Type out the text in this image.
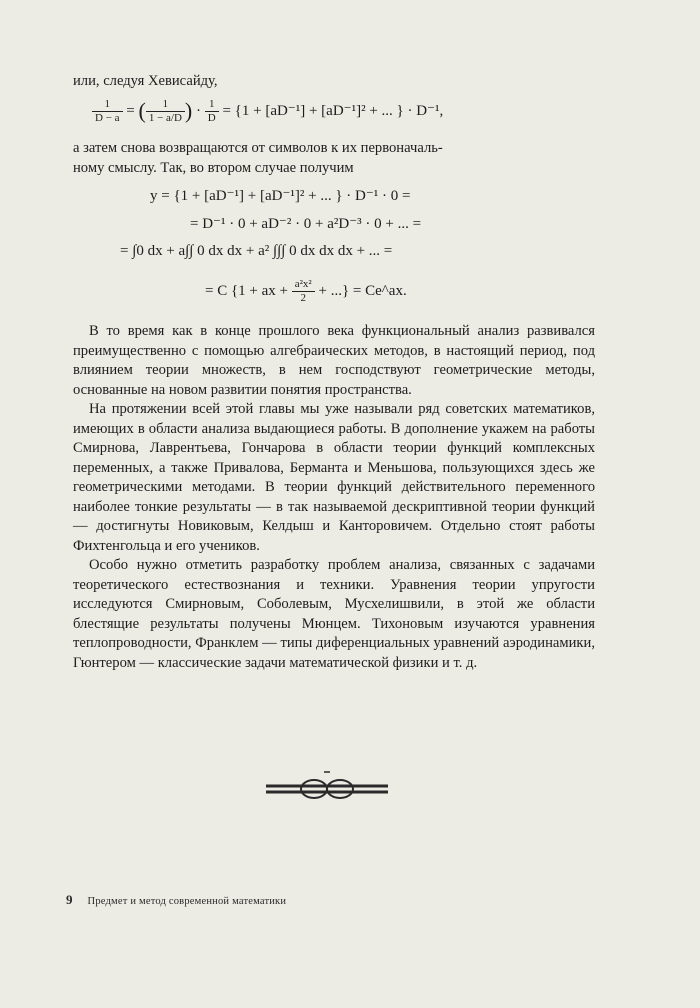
или, следуя Хевисайду,
$\frac{1}{D - a}$ = ( $\frac{1}{1 - a/D}$ ) · $\frac{1}{D} = \{1 + [aD^{-1}] + [aD^{-1}]^2$ + ... } · D⁻¹,
а затем снова возвращаются от символов к их первоначаль-
ному смыслу. Так, во втором случае получим
y = {1 + [aD⁻¹] + [aD⁻¹]² + ... } · D⁻¹ · 0 =
= D⁻¹ · 0 + aD⁻² · 0 + a²D⁻³ · 0 + ... =
= ∫0 dx + a∫∫ 0 dx dx + a² ∫∫∫ 0 dx dx dx + ... =
= C {1 + ax + $\frac{\text{a²x²}}{2}$ + ...} = Ce^ax.

В то время как в конце прошлого века функциональный анализ развивался преимущественно с помощью алгебраических методов, в настоящий период, под влиянием теории множеств, в нем господствуют геометрические методы, основанные на новом развитии понятия пространства.

На протяжении всей этой главы мы уже называли ряд советских математиков, имеющих в области анализа выдающиеся работы. В дополнение укажем на работы Смирнова, Лаврентьева, Гончарова в области теории функций комплексных переменных, а также Привалова, Берманта и Меньшова, пользующихся здесь же геометрическими методами. В теории функций действительного переменного наиболее тонкие результаты — в так называемой дескриптивной теории функций — достигнуты Новиковым, Келдыш и Канторовичем. Отдельно стоят работы Фихтенгольца и его учеников.

Особо нужно отметить разработку проблем анализа, связанных с задачами теоретического естествознания и техники. Уравнения теории упругости исследуются Смирновым, Соболевым, Мусхелишвили, в этой же области блестящие результаты получены Мюнцем. Тихоновым изучаются уравнения теплопроводности, Франклем — типы диференциальных уравнений аэродинамики, Гюнтером — классические задачи математической физики и т. д.

9 Предмет и метод современной математики
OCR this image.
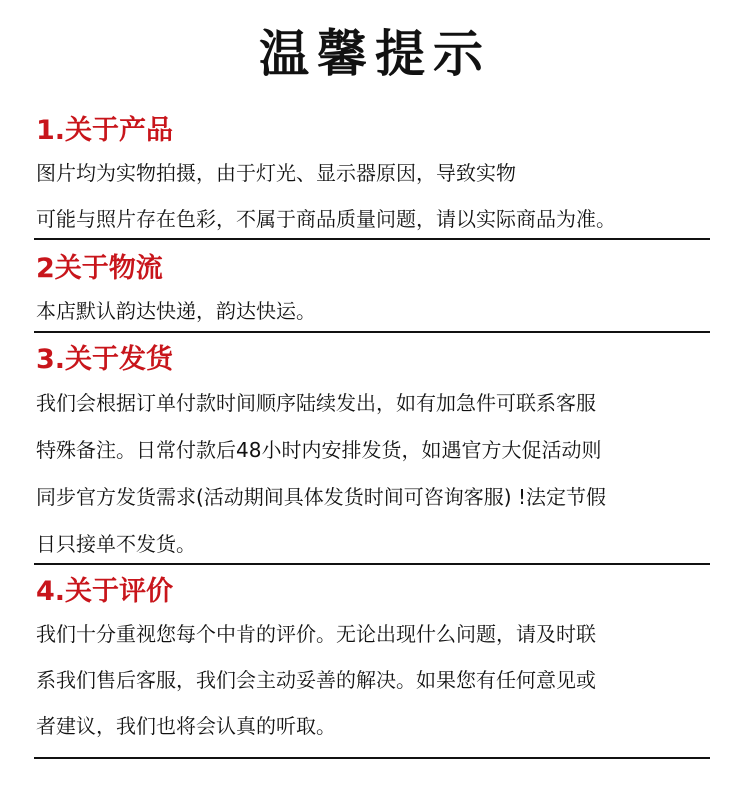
温馨提示
1.关于产品
图片均为实物拍摄，由于灯光、显示器原因，导致实物
可能与照片存在色彩，不属于商品质量问题，请以实际商品为准。
2关于物流
本店默认韵达快递，韵达快运。
3.关于发货
我们会根据订单付款时间顺序陆续发出，如有加急件可联系客服
特殊备注。日常付款后48小时内安排发货，如遇官方大促活动则
同步官方发货需求(活动期间具体发货时间可咨询客服) !法定节假
日只接单不发货。
4.关于评价
我们十分重视您每个中肯的评价。无论出现什么问题，请及时联
系我们售后客服，我们会主动妥善的解决。如果您有任何意见或
者建议，我们也将会认真的听取。
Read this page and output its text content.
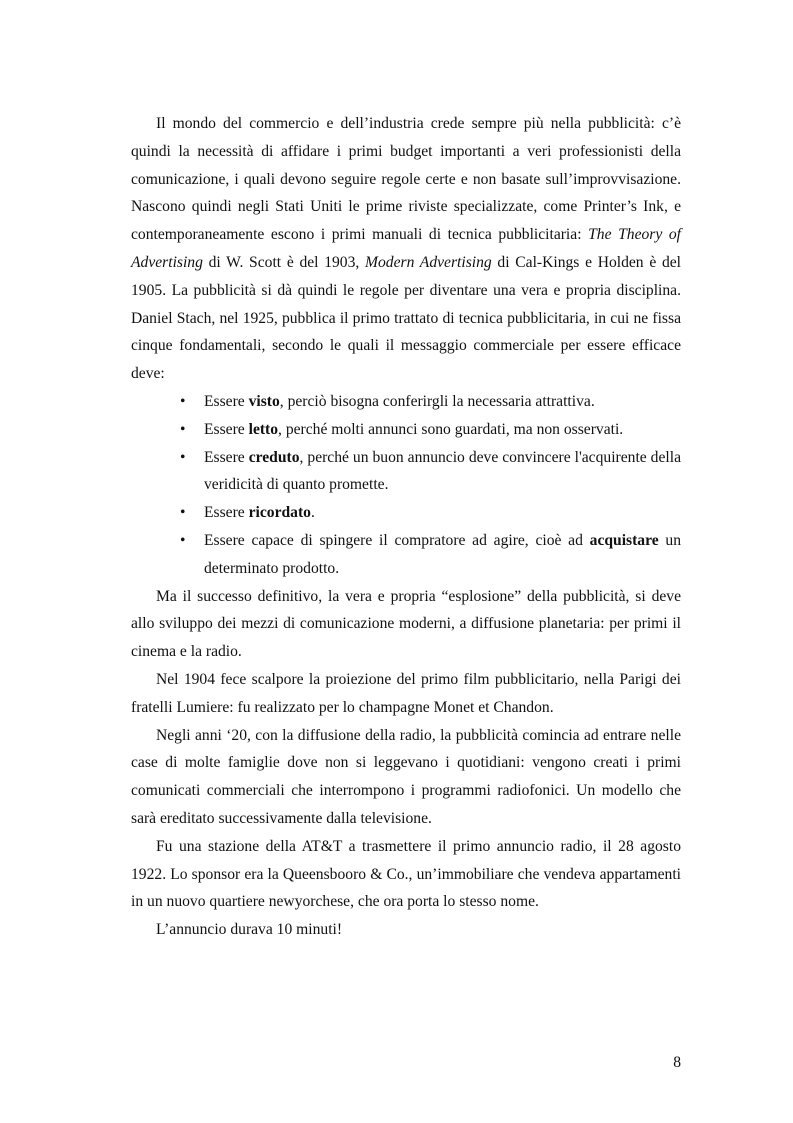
Il mondo del commercio e dell’industria crede sempre più nella pubblicità: c’è quindi la necessità di affidare i primi budget importanti a veri professionisti della comunicazione, i quali devono seguire regole certe e non basate sull’improvvisazione. Nascono quindi negli Stati Uniti le prime riviste specializzate, come Printer’s Ink, e contemporaneamente escono i primi manuali di tecnica pubblicitaria: The Theory of Advertising di W. Scott è del 1903, Modern Advertising di Cal-Kings e Holden è del 1905. La pubblicità si dà quindi le regole per diventare una vera e propria disciplina. Daniel Stach, nel 1925, pubblica il primo trattato di tecnica pubblicitaria, in cui ne fissa cinque fondamentali, secondo le quali il messaggio commerciale per essere efficace deve:

• Essere visto, perciò bisogna conferirgli la necessaria attrattiva.
• Essere letto, perché molti annunci sono guardati, ma non osservati.
• Essere creduto, perché un buon annuncio deve convincere l'acquirente della veridicità di quanto promette.
• Essere ricordato.
• Essere capace di spingere il compratore ad agire, cioè ad acquistare un determinato prodotto.

Ma il successo definitivo, la vera e propria “esplosione” della pubblicità, si deve allo sviluppo dei mezzi di comunicazione moderni, a diffusione planetaria: per primi il cinema e la radio.

Nel 1904 fece scalpore la proiezione del primo film pubblicitario, nella Parigi dei fratelli Lumiere: fu realizzato per lo champagne Monet et Chandon.

Negli anni ‘20, con la diffusione della radio, la pubblicità comincia ad entrare nelle case di molte famiglie dove non si leggevano i quotidiani: vengono creati i primi comunicati commerciali che interrompono i programmi radiofonici. Un modello che sarà ereditato successivamente dalla televisione.

Fu una stazione della AT&T a trasmettere il primo annuncio radio, il 28 agosto 1922. Lo sponsor era la Queensbooro & Co., un’immobiliare che vendeva appartamenti in un nuovo quartiere newyorchese, che ora porta lo stesso nome.

L’annuncio durava 10 minuti!

8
· · · · ·
EXERCISE DIRECTIONS: Tell how many lines in the material above include the word "perché", giving the number only.

ANSWER FOR THIS EXERCISE: 2